- PROBLEM DESCRIPTION -
Take the line containing "Give me the" and every line after it to the end of the records, and copy them exactly, leaving out pictures.

- TASK MATERIAL -
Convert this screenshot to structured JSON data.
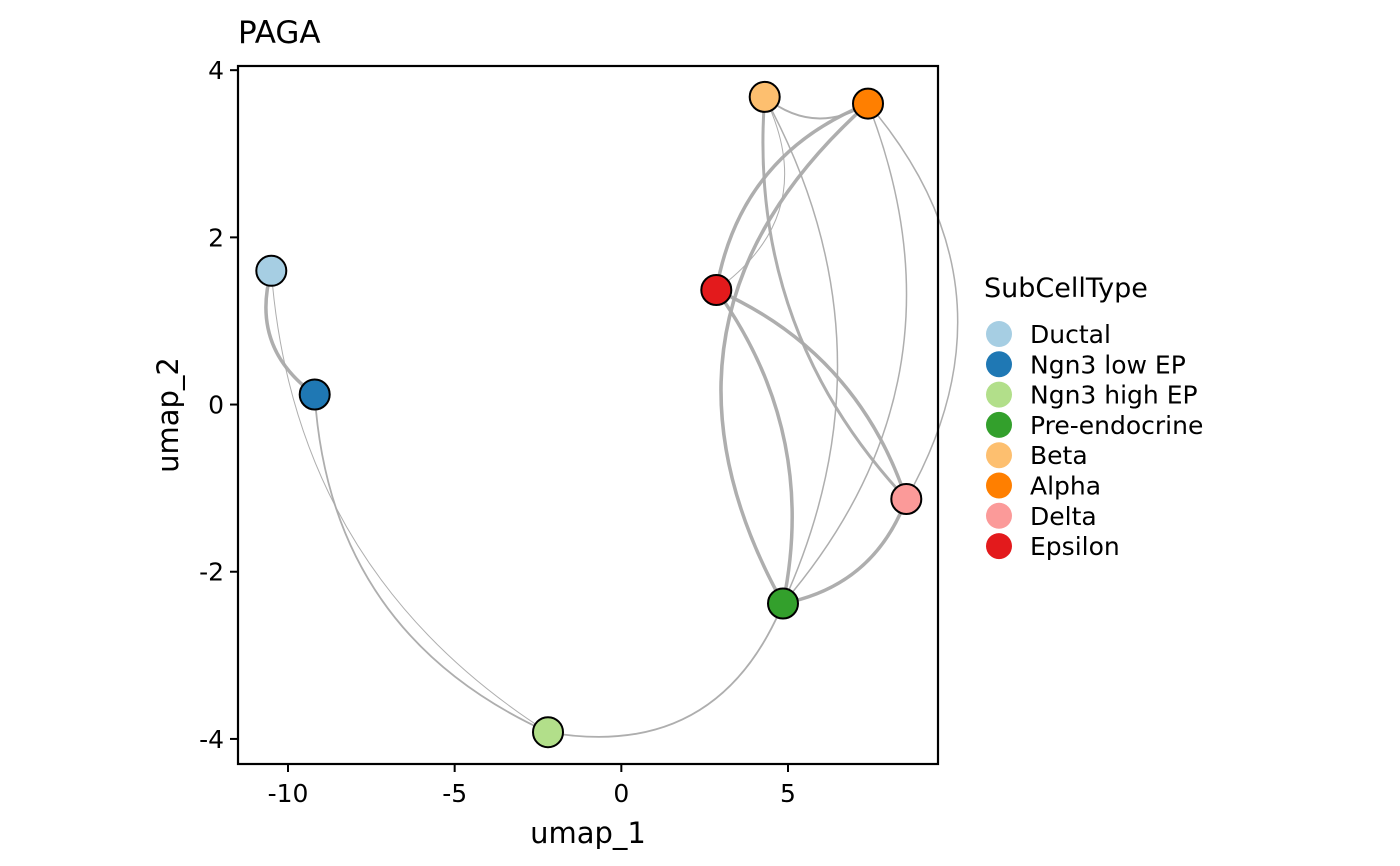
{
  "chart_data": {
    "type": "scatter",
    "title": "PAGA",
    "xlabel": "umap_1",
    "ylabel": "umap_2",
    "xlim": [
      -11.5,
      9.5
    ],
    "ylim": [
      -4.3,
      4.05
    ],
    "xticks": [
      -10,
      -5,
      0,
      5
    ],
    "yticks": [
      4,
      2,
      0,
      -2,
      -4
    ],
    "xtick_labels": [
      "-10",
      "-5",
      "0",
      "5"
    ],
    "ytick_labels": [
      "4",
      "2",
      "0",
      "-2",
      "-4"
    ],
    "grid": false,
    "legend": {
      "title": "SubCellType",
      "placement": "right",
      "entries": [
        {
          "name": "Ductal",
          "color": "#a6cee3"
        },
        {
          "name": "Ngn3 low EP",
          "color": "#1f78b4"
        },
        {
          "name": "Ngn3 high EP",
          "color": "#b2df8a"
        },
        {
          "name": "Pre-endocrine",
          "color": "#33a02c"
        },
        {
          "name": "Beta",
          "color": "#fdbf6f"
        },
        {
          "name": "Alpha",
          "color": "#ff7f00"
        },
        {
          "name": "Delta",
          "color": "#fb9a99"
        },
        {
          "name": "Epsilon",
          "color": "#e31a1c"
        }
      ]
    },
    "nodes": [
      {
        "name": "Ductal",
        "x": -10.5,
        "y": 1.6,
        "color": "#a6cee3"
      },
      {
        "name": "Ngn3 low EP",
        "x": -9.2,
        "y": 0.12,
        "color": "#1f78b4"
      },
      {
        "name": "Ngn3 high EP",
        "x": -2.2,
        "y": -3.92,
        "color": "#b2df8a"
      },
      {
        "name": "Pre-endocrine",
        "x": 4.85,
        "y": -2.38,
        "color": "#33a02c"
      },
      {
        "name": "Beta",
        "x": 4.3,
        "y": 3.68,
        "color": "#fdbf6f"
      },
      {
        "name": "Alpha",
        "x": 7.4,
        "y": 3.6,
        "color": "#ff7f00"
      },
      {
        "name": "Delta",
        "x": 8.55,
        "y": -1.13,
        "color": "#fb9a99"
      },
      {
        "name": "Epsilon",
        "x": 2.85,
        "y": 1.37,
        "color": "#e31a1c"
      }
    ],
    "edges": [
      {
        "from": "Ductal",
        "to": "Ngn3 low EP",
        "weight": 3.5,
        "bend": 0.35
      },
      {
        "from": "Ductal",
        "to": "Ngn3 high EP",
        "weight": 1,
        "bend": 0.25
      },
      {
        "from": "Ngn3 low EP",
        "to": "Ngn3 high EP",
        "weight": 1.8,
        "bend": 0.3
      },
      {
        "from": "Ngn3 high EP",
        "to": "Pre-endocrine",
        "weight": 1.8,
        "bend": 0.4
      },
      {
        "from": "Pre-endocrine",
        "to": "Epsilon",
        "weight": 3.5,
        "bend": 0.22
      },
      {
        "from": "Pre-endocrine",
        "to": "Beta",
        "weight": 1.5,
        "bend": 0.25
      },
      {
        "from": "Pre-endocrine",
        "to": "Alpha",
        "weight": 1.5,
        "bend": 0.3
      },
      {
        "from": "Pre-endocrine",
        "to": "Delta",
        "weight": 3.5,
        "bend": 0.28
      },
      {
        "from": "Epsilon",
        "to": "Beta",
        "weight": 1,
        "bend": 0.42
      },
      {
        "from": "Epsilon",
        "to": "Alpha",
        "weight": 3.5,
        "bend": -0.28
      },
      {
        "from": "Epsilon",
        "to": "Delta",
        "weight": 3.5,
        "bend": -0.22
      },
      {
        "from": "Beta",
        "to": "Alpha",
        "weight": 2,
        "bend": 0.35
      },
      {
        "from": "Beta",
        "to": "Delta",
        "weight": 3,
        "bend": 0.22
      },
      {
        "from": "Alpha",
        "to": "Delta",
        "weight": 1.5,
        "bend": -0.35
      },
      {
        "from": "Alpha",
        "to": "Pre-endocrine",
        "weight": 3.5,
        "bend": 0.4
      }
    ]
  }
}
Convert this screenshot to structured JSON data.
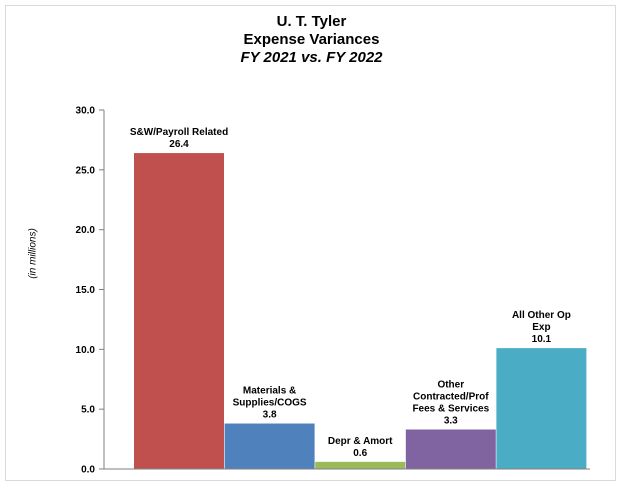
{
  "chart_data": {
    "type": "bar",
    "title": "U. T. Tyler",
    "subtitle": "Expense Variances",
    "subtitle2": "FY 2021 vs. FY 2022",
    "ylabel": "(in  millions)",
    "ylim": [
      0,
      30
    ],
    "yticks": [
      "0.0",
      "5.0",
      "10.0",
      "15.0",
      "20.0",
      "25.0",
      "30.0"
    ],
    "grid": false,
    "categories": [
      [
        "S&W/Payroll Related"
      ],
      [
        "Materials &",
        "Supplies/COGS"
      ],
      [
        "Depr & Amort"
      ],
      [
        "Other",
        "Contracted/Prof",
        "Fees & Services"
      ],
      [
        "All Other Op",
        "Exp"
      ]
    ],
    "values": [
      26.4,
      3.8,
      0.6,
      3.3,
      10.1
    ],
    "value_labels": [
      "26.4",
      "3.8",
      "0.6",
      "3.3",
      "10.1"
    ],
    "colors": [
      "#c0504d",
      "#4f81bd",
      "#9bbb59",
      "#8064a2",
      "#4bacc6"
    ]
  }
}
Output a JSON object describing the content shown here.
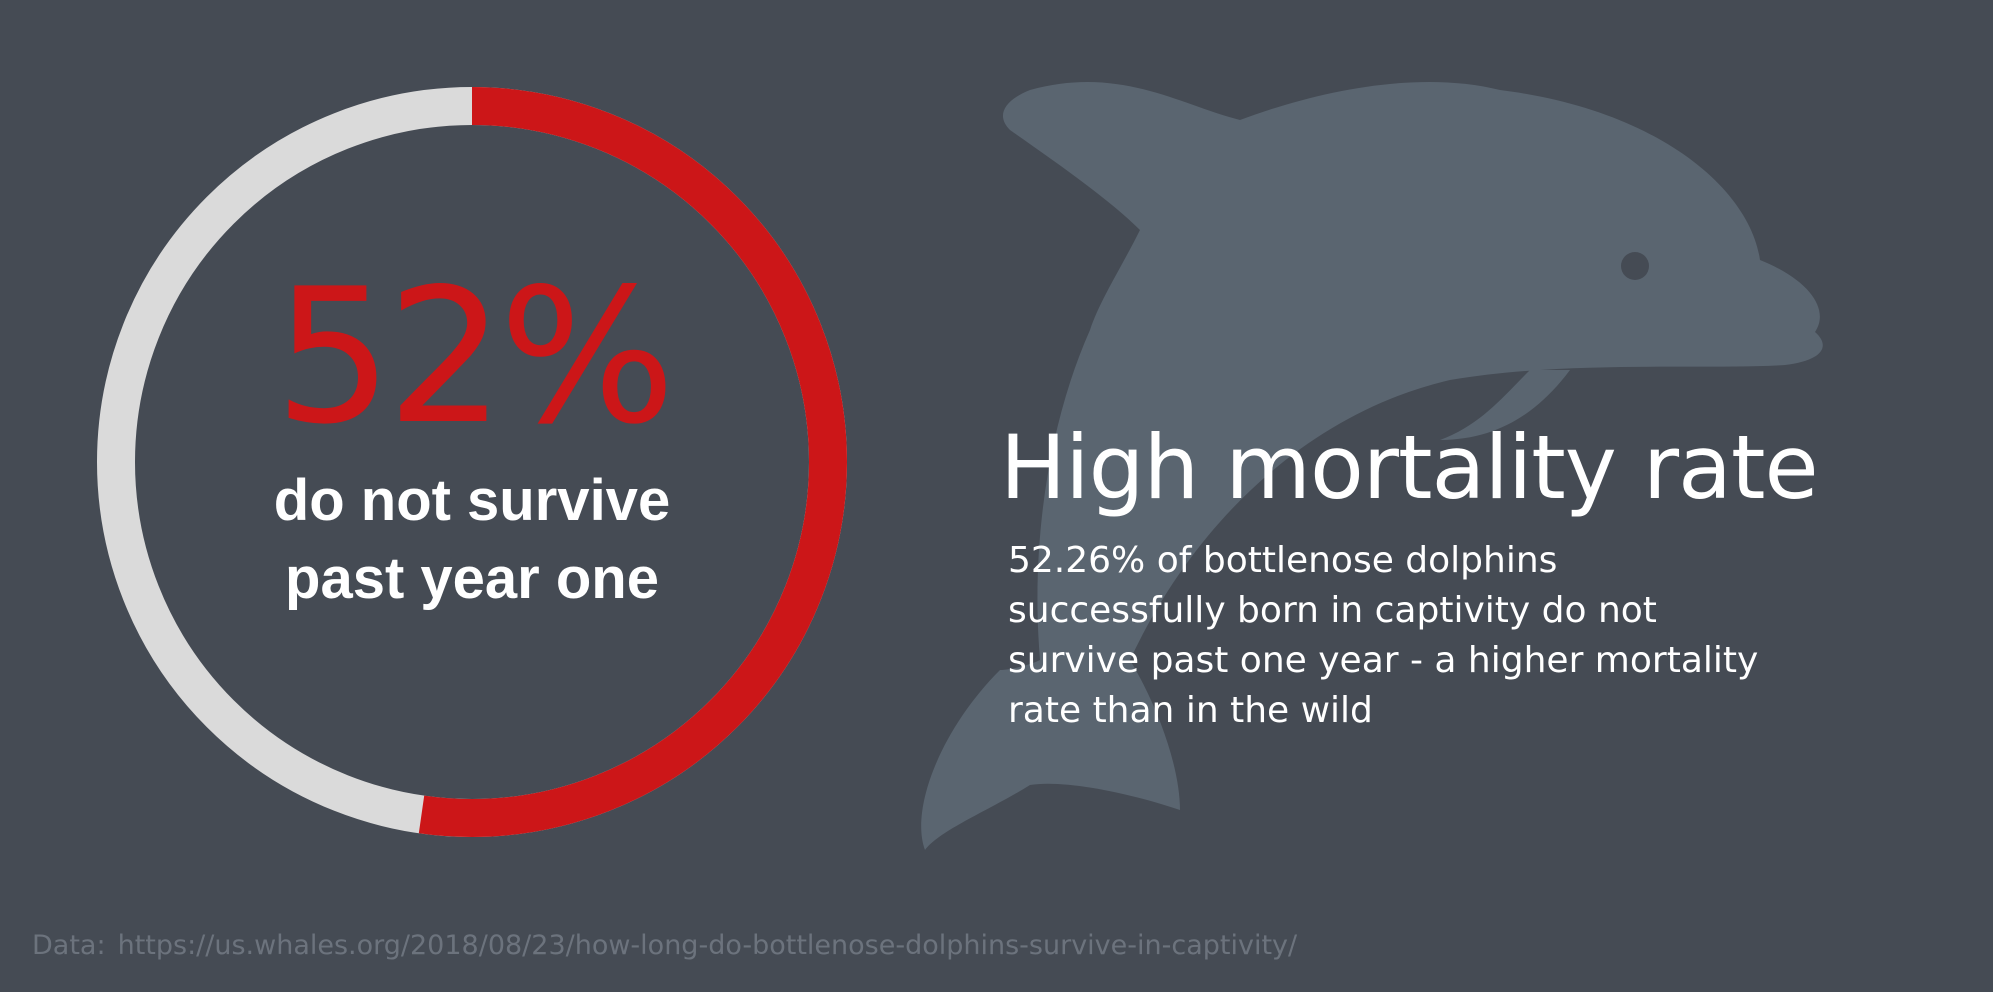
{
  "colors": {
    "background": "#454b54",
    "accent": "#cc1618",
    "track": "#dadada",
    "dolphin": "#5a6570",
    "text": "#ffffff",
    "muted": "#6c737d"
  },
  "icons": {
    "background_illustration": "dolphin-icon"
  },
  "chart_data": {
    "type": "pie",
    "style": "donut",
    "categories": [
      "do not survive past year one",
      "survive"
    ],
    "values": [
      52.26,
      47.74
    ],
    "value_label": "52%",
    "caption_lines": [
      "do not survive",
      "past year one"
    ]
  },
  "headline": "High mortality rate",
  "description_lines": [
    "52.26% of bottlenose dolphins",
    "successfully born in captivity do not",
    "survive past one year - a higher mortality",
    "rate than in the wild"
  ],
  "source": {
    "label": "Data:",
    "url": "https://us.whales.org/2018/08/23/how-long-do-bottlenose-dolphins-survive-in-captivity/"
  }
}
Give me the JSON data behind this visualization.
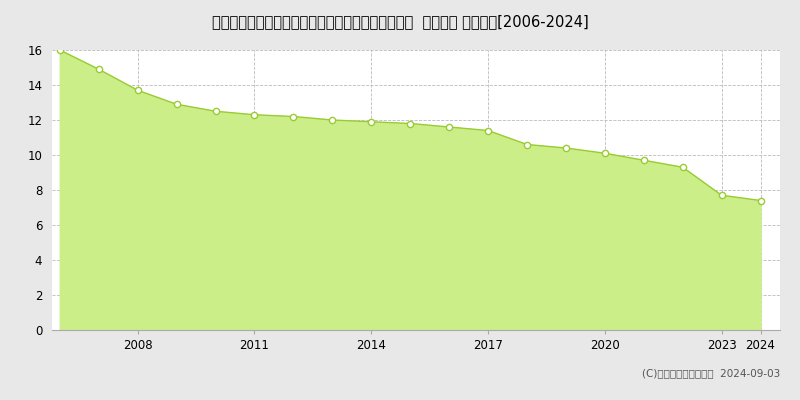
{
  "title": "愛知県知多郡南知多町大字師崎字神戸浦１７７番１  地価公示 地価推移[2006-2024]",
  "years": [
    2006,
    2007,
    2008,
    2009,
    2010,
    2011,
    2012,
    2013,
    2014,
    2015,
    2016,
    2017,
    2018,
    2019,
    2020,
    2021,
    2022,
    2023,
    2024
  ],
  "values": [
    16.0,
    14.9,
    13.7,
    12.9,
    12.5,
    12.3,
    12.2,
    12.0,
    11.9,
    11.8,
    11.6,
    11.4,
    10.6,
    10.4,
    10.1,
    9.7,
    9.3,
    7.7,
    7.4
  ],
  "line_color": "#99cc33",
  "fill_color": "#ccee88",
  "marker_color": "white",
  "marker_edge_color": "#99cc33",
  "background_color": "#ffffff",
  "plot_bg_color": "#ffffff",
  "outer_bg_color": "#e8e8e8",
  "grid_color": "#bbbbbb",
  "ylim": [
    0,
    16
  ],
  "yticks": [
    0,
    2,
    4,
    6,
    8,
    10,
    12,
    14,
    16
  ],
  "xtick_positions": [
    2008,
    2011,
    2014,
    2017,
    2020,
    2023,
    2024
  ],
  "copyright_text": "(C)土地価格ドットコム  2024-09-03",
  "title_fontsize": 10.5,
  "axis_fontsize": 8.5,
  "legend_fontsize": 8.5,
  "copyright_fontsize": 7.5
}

- TASK ANSWER -
Give me the JSON data behind this visualization.
{
  "title": "愛知県知多郡南知多町大字師崎字神戸浦１７７番１  地価公示 地価推移[2006-2024]",
  "years": [
    2006,
    2007,
    2008,
    2009,
    2010,
    2011,
    2012,
    2013,
    2014,
    2015,
    2016,
    2017,
    2018,
    2019,
    2020,
    2021,
    2022,
    2023,
    2024
  ],
  "values": [
    16.0,
    14.9,
    13.7,
    12.9,
    12.5,
    12.3,
    12.2,
    12.0,
    11.9,
    11.8,
    11.6,
    11.4,
    10.6,
    10.4,
    10.1,
    9.7,
    9.3,
    7.7,
    7.4
  ],
  "line_color": "#99cc33",
  "fill_color": "#ccee88",
  "marker_color": "white",
  "marker_edge_color": "#99cc33",
  "background_color": "#ffffff",
  "plot_bg_color": "#ffffff",
  "outer_bg_color": "#e8e8e8",
  "grid_color": "#bbbbbb",
  "ylim": [
    0,
    16
  ],
  "yticks": [
    0,
    2,
    4,
    6,
    8,
    10,
    12,
    14,
    16
  ],
  "xtick_positions": [
    2008,
    2011,
    2014,
    2017,
    2020,
    2023,
    2024
  ],
  "copyright_text": "(C)土地価格ドットコム  2024-09-03",
  "title_fontsize": 10.5,
  "axis_fontsize": 8.5,
  "legend_fontsize": 8.5,
  "copyright_fontsize": 7.5
}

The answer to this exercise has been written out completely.